● **RECORDED INFORMATION**:
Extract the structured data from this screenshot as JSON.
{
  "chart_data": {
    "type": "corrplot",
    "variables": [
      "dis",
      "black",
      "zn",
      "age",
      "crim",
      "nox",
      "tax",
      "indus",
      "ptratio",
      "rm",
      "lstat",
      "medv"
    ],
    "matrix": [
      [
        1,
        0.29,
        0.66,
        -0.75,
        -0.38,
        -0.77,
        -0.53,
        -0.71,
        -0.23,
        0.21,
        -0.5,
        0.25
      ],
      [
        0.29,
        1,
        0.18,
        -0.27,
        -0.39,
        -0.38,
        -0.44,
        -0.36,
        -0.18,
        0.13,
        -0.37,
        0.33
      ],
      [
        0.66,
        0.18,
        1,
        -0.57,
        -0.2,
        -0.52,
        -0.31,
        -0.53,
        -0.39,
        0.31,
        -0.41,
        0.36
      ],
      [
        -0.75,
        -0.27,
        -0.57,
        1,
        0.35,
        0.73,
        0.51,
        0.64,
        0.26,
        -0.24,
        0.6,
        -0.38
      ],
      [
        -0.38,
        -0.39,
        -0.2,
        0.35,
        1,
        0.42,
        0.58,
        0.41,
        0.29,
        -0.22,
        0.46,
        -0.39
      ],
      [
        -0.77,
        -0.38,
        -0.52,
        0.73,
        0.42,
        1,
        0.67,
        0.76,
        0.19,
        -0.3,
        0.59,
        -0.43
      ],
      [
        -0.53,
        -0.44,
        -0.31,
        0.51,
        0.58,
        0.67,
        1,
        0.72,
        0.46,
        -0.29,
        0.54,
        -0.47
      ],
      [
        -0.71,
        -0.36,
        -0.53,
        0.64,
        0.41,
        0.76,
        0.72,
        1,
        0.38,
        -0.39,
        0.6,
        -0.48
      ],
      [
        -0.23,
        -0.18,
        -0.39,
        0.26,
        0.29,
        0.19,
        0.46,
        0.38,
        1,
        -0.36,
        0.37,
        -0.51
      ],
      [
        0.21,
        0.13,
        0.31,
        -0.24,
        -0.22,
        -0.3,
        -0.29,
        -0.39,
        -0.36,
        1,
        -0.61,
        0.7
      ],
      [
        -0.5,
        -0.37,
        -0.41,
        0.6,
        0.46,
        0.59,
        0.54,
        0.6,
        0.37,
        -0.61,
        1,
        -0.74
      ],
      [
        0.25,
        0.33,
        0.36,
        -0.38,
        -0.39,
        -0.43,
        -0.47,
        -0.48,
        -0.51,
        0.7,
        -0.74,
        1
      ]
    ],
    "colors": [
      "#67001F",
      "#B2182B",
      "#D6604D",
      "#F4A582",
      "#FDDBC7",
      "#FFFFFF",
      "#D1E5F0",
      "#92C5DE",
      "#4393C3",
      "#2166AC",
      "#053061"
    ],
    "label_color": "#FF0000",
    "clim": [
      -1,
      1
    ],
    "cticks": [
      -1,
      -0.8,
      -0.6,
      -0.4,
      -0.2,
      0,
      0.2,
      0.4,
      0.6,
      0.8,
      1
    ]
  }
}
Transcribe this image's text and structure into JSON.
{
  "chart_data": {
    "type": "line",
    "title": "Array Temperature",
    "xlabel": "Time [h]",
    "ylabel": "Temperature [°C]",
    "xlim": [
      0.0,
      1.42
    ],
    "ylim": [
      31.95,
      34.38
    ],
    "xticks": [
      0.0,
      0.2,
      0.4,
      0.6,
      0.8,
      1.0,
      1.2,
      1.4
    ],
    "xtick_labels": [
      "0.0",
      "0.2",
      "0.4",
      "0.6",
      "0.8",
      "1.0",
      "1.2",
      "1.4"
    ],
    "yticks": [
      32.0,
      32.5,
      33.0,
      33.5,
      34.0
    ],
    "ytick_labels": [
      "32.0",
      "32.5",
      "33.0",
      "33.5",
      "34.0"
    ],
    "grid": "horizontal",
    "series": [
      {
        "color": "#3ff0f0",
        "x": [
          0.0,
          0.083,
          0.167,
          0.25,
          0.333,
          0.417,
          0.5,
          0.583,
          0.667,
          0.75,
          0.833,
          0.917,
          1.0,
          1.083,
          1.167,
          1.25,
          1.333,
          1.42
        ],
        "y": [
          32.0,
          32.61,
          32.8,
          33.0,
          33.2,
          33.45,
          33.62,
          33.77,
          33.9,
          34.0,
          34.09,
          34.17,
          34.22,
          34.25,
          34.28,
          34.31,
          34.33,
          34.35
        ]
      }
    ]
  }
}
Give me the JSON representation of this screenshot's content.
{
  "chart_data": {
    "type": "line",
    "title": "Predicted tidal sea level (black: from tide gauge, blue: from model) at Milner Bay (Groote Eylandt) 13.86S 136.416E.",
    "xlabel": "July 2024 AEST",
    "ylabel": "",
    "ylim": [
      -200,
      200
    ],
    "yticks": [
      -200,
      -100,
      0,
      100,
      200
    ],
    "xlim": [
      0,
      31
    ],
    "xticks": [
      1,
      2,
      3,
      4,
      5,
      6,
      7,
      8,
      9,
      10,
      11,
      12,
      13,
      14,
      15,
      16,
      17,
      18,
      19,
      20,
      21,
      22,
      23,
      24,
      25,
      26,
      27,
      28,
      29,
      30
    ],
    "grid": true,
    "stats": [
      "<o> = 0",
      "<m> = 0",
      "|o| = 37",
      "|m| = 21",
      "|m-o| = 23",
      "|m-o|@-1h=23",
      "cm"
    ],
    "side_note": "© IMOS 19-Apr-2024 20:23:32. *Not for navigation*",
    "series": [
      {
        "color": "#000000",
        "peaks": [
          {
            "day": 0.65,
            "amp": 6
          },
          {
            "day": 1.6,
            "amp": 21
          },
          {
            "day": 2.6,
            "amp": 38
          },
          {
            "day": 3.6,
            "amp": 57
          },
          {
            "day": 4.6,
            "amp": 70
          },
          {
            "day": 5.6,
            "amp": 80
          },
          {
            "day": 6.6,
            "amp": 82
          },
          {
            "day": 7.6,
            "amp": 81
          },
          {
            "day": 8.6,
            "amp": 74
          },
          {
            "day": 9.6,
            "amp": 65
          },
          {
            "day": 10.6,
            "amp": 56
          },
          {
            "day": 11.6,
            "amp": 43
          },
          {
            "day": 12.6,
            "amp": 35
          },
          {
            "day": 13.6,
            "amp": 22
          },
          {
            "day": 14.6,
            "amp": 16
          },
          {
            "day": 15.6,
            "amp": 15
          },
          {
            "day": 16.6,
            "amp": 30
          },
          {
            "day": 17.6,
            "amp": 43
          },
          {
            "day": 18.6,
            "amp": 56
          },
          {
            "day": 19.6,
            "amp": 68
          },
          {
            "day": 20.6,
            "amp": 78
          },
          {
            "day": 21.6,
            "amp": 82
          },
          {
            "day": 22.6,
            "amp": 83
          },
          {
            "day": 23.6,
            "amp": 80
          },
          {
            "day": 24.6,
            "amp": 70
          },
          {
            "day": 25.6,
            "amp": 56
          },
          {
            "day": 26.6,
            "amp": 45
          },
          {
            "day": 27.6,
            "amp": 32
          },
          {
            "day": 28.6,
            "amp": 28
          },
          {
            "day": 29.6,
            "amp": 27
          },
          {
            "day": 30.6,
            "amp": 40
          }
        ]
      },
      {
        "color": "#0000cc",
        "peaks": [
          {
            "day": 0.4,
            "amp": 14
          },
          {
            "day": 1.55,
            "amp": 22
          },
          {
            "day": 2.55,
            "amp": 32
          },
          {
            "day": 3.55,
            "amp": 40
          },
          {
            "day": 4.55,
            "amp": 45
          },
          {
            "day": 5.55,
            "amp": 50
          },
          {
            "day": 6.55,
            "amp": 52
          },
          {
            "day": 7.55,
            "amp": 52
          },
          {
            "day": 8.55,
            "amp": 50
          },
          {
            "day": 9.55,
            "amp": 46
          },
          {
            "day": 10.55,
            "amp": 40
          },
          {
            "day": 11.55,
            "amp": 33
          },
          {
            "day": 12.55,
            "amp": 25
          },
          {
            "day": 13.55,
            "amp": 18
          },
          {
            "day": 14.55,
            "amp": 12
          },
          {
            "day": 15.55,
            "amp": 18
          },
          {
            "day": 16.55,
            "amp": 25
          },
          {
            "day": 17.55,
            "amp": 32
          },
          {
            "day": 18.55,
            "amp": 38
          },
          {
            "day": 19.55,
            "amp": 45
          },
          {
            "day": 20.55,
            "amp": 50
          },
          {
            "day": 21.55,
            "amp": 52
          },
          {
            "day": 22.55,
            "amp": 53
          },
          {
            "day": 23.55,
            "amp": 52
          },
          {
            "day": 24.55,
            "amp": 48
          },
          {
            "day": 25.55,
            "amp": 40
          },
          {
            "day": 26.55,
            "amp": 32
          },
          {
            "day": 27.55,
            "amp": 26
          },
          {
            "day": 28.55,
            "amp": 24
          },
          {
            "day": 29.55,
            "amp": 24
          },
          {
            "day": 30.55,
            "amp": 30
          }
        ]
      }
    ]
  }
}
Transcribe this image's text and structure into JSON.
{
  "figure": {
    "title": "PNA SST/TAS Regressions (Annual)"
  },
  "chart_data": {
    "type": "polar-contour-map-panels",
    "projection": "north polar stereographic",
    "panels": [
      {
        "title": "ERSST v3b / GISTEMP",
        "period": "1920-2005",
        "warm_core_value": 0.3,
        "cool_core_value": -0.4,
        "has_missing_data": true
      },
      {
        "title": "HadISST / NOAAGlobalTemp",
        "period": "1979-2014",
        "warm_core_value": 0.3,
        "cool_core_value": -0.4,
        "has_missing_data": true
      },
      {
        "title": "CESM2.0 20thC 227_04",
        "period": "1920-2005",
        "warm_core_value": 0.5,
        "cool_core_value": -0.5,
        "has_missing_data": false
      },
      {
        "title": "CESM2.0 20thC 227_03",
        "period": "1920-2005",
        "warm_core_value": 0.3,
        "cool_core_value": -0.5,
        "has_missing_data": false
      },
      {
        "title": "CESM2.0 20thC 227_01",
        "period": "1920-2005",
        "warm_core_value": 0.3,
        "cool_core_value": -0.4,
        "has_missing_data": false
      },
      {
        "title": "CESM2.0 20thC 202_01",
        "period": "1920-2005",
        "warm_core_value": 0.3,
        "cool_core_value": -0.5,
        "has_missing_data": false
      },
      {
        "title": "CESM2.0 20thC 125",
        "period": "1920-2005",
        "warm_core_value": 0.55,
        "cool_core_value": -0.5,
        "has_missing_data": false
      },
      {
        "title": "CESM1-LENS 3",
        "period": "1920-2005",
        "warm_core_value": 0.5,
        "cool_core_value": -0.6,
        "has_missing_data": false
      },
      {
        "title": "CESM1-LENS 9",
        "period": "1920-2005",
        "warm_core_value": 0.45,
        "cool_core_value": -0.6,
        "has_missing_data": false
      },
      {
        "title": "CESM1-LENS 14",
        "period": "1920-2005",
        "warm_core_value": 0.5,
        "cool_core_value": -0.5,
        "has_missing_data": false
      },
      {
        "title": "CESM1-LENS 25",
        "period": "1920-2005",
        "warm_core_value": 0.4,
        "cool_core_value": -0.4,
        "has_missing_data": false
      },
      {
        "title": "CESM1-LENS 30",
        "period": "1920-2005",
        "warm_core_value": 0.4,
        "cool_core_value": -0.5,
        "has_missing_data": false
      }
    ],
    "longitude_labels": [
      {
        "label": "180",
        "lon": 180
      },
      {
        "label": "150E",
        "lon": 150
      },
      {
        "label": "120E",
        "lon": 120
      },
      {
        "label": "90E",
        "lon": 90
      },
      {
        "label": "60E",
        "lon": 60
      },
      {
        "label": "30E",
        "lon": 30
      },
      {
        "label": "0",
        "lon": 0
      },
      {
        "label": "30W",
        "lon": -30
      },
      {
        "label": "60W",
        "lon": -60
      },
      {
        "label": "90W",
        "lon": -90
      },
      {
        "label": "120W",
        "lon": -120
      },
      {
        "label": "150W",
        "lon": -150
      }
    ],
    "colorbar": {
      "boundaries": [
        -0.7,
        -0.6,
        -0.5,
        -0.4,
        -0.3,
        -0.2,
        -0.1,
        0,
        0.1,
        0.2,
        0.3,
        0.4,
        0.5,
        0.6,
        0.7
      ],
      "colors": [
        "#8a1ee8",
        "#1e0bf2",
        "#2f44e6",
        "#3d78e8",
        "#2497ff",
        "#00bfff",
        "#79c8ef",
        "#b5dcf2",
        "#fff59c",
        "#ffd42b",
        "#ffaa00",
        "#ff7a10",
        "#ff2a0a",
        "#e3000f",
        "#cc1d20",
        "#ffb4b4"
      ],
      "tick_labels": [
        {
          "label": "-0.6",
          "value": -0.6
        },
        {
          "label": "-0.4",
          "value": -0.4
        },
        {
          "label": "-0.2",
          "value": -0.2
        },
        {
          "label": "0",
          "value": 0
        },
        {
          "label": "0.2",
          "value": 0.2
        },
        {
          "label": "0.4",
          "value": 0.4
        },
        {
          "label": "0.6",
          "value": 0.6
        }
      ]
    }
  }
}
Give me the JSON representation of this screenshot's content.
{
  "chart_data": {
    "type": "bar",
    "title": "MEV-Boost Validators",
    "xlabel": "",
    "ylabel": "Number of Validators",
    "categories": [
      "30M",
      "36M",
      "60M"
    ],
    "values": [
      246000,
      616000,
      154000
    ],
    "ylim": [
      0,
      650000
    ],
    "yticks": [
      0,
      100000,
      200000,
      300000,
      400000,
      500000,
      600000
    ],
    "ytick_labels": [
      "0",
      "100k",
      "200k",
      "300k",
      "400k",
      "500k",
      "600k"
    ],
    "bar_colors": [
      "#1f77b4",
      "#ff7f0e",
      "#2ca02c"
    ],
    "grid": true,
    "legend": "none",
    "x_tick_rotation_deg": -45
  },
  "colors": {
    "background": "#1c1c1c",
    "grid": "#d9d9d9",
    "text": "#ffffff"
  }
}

● **TASK REQUIREMENTS**: Copy each line from the data above that includes "Validators".

● **SOLUTION FOR THIS PROBLEM**:
    "title": "MEV-Boost Validators",
    "ylabel": "Number of Validators",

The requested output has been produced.